**Task to complete**
Please pull out every line that includes the string "Statista".

━━ Data supplied ━━

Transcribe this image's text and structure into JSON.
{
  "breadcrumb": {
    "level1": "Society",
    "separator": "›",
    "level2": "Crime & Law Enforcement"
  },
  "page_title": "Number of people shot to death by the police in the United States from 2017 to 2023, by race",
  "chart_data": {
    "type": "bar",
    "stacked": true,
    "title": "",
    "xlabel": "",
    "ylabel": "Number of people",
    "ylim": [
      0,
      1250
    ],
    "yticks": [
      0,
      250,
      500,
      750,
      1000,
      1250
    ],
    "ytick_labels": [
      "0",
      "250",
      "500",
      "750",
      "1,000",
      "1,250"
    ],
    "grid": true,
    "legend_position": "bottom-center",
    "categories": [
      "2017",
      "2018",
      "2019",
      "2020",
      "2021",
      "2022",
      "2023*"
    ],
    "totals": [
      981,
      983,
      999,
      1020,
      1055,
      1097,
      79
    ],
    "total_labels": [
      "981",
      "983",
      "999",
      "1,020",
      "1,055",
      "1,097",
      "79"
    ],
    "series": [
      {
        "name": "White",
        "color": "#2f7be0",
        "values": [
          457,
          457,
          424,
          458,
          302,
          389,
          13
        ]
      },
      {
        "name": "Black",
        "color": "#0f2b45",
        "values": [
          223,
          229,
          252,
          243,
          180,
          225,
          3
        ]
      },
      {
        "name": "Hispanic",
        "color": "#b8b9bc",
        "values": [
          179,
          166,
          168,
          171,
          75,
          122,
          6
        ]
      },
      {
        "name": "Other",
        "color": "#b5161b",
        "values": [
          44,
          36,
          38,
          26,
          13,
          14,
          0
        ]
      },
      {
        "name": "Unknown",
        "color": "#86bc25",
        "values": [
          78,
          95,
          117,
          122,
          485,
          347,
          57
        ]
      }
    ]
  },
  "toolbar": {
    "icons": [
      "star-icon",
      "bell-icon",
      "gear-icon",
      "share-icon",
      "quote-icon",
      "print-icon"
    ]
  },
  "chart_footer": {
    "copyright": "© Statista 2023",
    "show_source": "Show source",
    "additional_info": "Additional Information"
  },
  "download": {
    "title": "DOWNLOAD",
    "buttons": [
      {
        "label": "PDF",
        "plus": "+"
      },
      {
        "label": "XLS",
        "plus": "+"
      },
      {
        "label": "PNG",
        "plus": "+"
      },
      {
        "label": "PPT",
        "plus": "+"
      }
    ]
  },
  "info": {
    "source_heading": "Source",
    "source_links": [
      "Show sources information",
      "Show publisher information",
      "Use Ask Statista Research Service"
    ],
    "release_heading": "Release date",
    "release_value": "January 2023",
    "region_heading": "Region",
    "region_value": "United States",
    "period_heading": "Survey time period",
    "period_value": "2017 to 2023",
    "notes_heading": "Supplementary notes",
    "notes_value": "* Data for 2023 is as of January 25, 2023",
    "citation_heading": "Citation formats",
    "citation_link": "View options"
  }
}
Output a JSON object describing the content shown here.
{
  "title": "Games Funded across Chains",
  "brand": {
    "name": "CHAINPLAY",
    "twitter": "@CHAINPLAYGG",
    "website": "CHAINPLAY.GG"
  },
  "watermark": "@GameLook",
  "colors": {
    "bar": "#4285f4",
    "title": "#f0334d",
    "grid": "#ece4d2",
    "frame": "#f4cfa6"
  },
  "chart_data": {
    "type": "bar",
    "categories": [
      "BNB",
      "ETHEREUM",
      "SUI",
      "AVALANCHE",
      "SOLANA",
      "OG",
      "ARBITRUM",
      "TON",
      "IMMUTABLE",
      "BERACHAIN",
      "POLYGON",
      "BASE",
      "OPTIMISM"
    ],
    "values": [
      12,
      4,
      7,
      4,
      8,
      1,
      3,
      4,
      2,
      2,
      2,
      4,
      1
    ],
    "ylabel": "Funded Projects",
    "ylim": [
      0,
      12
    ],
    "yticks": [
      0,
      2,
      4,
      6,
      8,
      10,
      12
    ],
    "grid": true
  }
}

━━━

**Task response**
    "copyright": "© Statista 2023",
      "Use Ask Statista Research Service"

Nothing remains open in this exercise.